» **Instructions for the task**
Copy out each line that has "kind" in it.

» **Supplied records**
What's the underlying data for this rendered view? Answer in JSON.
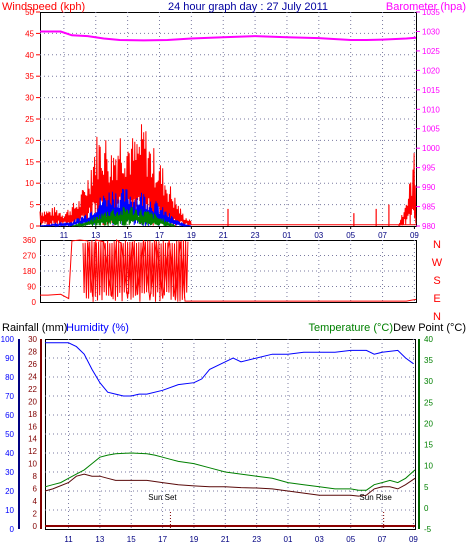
{
  "colors": {
    "red": "#ff0000",
    "blue": "#0000ff",
    "green": "#008000",
    "magenta": "#ff00ff",
    "darkblue": "#000080",
    "darkgreen": "#006400",
    "maroon": "#5a0a0a",
    "rain": "#8b0000",
    "axis": "#800000",
    "grid": "#7a7aa0"
  },
  "chart_data": [
    {
      "type": "line",
      "title": "24 hour graph day : 27 July 2011",
      "ylabel_left": "Windspeed (kph)",
      "ylabel_right": "Barometer (hpa)",
      "x_ticks": [
        "11",
        "13",
        "15",
        "17",
        "19",
        "21",
        "23",
        "01",
        "03",
        "05",
        "07",
        "09"
      ],
      "y_left_ticks": [
        "0",
        "5",
        "10",
        "15",
        "20",
        "25",
        "30",
        "35",
        "40",
        "45",
        "50"
      ],
      "y_right_ticks": [
        "980",
        "985",
        "990",
        "995",
        "1000",
        "1005",
        "1010",
        "1015",
        "1020",
        "1025",
        "1030",
        "1035"
      ],
      "ylim_left": [
        0,
        50
      ],
      "ylim_right": [
        980,
        1035
      ],
      "x_range_hours": [
        9.5,
        33.1
      ],
      "grid": true,
      "series": [
        {
          "color": "#ff00ff",
          "axis": "right",
          "points": [
            [
              9.5,
              1030
            ],
            [
              10.8,
              1030
            ],
            [
              11.5,
              1029
            ],
            [
              12.5,
              1028.8
            ],
            [
              13.5,
              1028.2
            ],
            [
              14.5,
              1027.8
            ],
            [
              16,
              1027.7
            ],
            [
              17.5,
              1027.8
            ],
            [
              19,
              1028.2
            ],
            [
              21,
              1028.5
            ],
            [
              23,
              1028.8
            ],
            [
              25,
              1028.5
            ],
            [
              27,
              1028.3
            ],
            [
              29,
              1027.8
            ],
            [
              30,
              1027.8
            ],
            [
              31,
              1027.9
            ],
            [
              32.5,
              1028.2
            ],
            [
              33.1,
              1028.4
            ]
          ]
        },
        {
          "color": "#ff0000",
          "axis": "left",
          "kind": "gust",
          "points": [
            [
              9.5,
              4
            ],
            [
              10,
              3.5
            ],
            [
              10.5,
              4
            ],
            [
              11,
              3
            ],
            [
              11.5,
              4.5
            ],
            [
              12,
              6
            ],
            [
              12.5,
              11
            ],
            [
              13,
              19
            ],
            [
              13.5,
              20
            ],
            [
              14,
              16
            ],
            [
              14.5,
              21
            ],
            [
              15,
              20
            ],
            [
              15.5,
              18
            ],
            [
              16,
              22
            ],
            [
              16.5,
              17
            ],
            [
              17,
              14
            ],
            [
              17.5,
              10
            ],
            [
              18,
              6
            ],
            [
              18.5,
              2.5
            ],
            [
              19,
              1
            ]
          ]
        },
        {
          "color": "#0000ff",
          "axis": "left",
          "kind": "average",
          "points": [
            [
              9.5,
              0
            ],
            [
              11.5,
              1
            ],
            [
              12.5,
              3
            ],
            [
              13,
              5
            ],
            [
              13.5,
              7
            ],
            [
              14,
              8
            ],
            [
              14.5,
              7.5
            ],
            [
              15,
              8
            ],
            [
              15.5,
              7
            ],
            [
              16,
              7.5
            ],
            [
              16.5,
              6
            ],
            [
              17,
              4.5
            ],
            [
              17.5,
              3
            ],
            [
              18,
              1.5
            ],
            [
              18.5,
              0.5
            ],
            [
              19,
              0
            ]
          ]
        },
        {
          "color": "#008000",
          "axis": "left",
          "kind": "light",
          "points": [
            [
              11.5,
              0
            ],
            [
              12.5,
              1
            ],
            [
              13,
              2
            ],
            [
              13.5,
              3
            ],
            [
              14,
              4
            ],
            [
              14.5,
              3.5
            ],
            [
              15,
              4.5
            ],
            [
              15.5,
              4
            ],
            [
              16,
              3.5
            ],
            [
              16.5,
              3
            ],
            [
              17,
              2
            ],
            [
              17.5,
              1
            ],
            [
              18,
              0
            ]
          ]
        },
        {
          "color": "#ff0000",
          "axis": "left",
          "kind": "late",
          "points": [
            [
              32,
              0
            ],
            [
              32.3,
              4
            ],
            [
              32.6,
              7
            ],
            [
              32.8,
              11
            ],
            [
              33,
              16
            ],
            [
              33.1,
              6
            ]
          ]
        }
      ]
    },
    {
      "type": "line",
      "title": "",
      "y_left_ticks": [
        "0",
        "90",
        "180",
        "270",
        "360"
      ],
      "compass_labels": [
        "N",
        "W",
        "S",
        "E",
        "N"
      ],
      "ylim": [
        0,
        360
      ],
      "x_range_hours": [
        9.5,
        33.1
      ],
      "grid": true,
      "series": [
        {
          "color": "#ff0000",
          "kind": "direction",
          "points": [
            [
              9.5,
              40
            ],
            [
              10,
              40
            ],
            [
              10.8,
              45
            ],
            [
              11.3,
              20
            ],
            [
              11.5,
              355
            ],
            [
              12,
              360
            ],
            [
              12.5,
              355
            ],
            [
              12.8,
              30
            ],
            [
              13,
              360
            ],
            [
              13.5,
              350
            ],
            [
              14,
              30
            ],
            [
              14.3,
              360
            ],
            [
              14.6,
              340
            ],
            [
              15,
              20
            ],
            [
              15.3,
              350
            ],
            [
              15.6,
              40
            ],
            [
              16,
              360
            ],
            [
              16.4,
              10
            ],
            [
              16.8,
              355
            ],
            [
              17.2,
              20
            ],
            [
              17.6,
              360
            ],
            [
              18,
              10
            ],
            [
              18.3,
              350
            ],
            [
              18.6,
              5
            ],
            [
              19,
              5
            ],
            [
              25,
              5
            ],
            [
              32.5,
              5
            ],
            [
              33.1,
              15
            ]
          ]
        }
      ]
    },
    {
      "type": "line",
      "title": "",
      "ylabel_left_rain": "Rainfall (mm)",
      "ylabel_left_humidity": "Humidity (%)",
      "ylabel_right": "Temperature (°C)",
      "ylabel_right2": "Dew Point (°C)",
      "x_ticks": [
        "11",
        "13",
        "15",
        "17",
        "19",
        "21",
        "23",
        "01",
        "03",
        "05",
        "07",
        "09"
      ],
      "humidity_ticks": [
        "0",
        "10",
        "20",
        "30",
        "40",
        "50",
        "60",
        "70",
        "80",
        "90",
        "100"
      ],
      "rain_ticks": [
        "0",
        "2",
        "4",
        "6",
        "8",
        "10",
        "12",
        "14",
        "16",
        "18",
        "20",
        "22",
        "24",
        "26",
        "28",
        "30"
      ],
      "temp_ticks": [
        "-5",
        "0",
        "5",
        "10",
        "15",
        "20",
        "25",
        "30",
        "35",
        "40"
      ],
      "ylim_humidity": [
        0,
        100
      ],
      "ylim_temp": [
        -5,
        40
      ],
      "x_range_hours": [
        9.5,
        33.1
      ],
      "grid": true,
      "annotations": [
        {
          "text": "Sun Set",
          "x_hour": 17.5
        },
        {
          "text": "Sun Rise",
          "x_hour": 31.1
        }
      ],
      "series": [
        {
          "color": "#0000ff",
          "axis": "humidity",
          "kind": "humidity",
          "points": [
            [
              9.5,
              98
            ],
            [
              10,
              98
            ],
            [
              11,
              98
            ],
            [
              11.5,
              96
            ],
            [
              12,
              92
            ],
            [
              12.5,
              84
            ],
            [
              13,
              77
            ],
            [
              13.5,
              72
            ],
            [
              14,
              71
            ],
            [
              14.5,
              70
            ],
            [
              15,
              70
            ],
            [
              15.5,
              71
            ],
            [
              16,
              71
            ],
            [
              17,
              73
            ],
            [
              18,
              76
            ],
            [
              19,
              77
            ],
            [
              19.5,
              79
            ],
            [
              20,
              84
            ],
            [
              21,
              88
            ],
            [
              21.5,
              90
            ],
            [
              22,
              88
            ],
            [
              23,
              90
            ],
            [
              24,
              92
            ],
            [
              25,
              92
            ],
            [
              26,
              93
            ],
            [
              27,
              93
            ],
            [
              28,
              93
            ],
            [
              29,
              94
            ],
            [
              29.5,
              94
            ],
            [
              30,
              94
            ],
            [
              30.5,
              92
            ],
            [
              31,
              93
            ],
            [
              32,
              94
            ],
            [
              32.5,
              90
            ],
            [
              33,
              87
            ]
          ]
        },
        {
          "color": "#008000",
          "axis": "temp",
          "kind": "temperature",
          "points": [
            [
              9.5,
              5
            ],
            [
              10,
              5.5
            ],
            [
              10.5,
              6
            ],
            [
              11,
              7
            ],
            [
              11.5,
              8
            ],
            [
              12,
              9
            ],
            [
              12.5,
              10.5
            ],
            [
              13,
              12
            ],
            [
              13.5,
              12.5
            ],
            [
              14,
              12.8
            ],
            [
              15,
              13
            ],
            [
              16,
              12.8
            ],
            [
              16.5,
              12.5
            ],
            [
              17,
              12
            ],
            [
              17.5,
              11.5
            ],
            [
              18,
              11
            ],
            [
              19,
              10.5
            ],
            [
              20,
              9.5
            ],
            [
              21,
              8.5
            ],
            [
              22,
              8
            ],
            [
              23,
              7.5
            ],
            [
              24,
              7
            ],
            [
              25,
              6
            ],
            [
              26,
              5.5
            ],
            [
              27,
              5
            ],
            [
              28,
              4.5
            ],
            [
              29,
              4.5
            ],
            [
              29.5,
              4.2
            ],
            [
              30,
              4.2
            ],
            [
              30.5,
              5.5
            ],
            [
              31,
              6
            ],
            [
              31.5,
              6.5
            ],
            [
              32,
              6
            ],
            [
              32.5,
              7
            ],
            [
              33.1,
              9
            ]
          ]
        },
        {
          "color": "#5a0a0a",
          "axis": "temp",
          "kind": "dewpoint",
          "points": [
            [
              9.5,
              4
            ],
            [
              10,
              4.5
            ],
            [
              11,
              6
            ],
            [
              11.5,
              7.5
            ],
            [
              12,
              8
            ],
            [
              12.5,
              7.5
            ],
            [
              13,
              7.5
            ],
            [
              13.5,
              7
            ],
            [
              14,
              6.5
            ],
            [
              15,
              6.5
            ],
            [
              16,
              6.5
            ],
            [
              17,
              6
            ],
            [
              18,
              5.5
            ],
            [
              19,
              5.2
            ],
            [
              20,
              5
            ],
            [
              21,
              5
            ],
            [
              22,
              4.8
            ],
            [
              23,
              4.7
            ],
            [
              24,
              4.5
            ],
            [
              25,
              4
            ],
            [
              26,
              3.5
            ],
            [
              27,
              3
            ],
            [
              28,
              3
            ],
            [
              29,
              3
            ],
            [
              29.5,
              2.8
            ],
            [
              30,
              3
            ],
            [
              30.5,
              4.5
            ],
            [
              31,
              5
            ],
            [
              31.5,
              5
            ],
            [
              32,
              4.5
            ],
            [
              32.5,
              5.5
            ],
            [
              33.1,
              7
            ]
          ]
        },
        {
          "color": "#8b0000",
          "axis": "rain",
          "kind": "rainfall",
          "points": [
            [
              9.5,
              0
            ],
            [
              33.1,
              0
            ]
          ]
        }
      ]
    }
  ]
}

» **Output for this exercise**
          "kind": "gust",
          "kind": "average",
          "kind": "light",
          "kind": "late",
          "kind": "direction",
          "kind": "humidity",
          "kind": "temperature",
          "kind": "dewpoint",
          "kind": "rainfall",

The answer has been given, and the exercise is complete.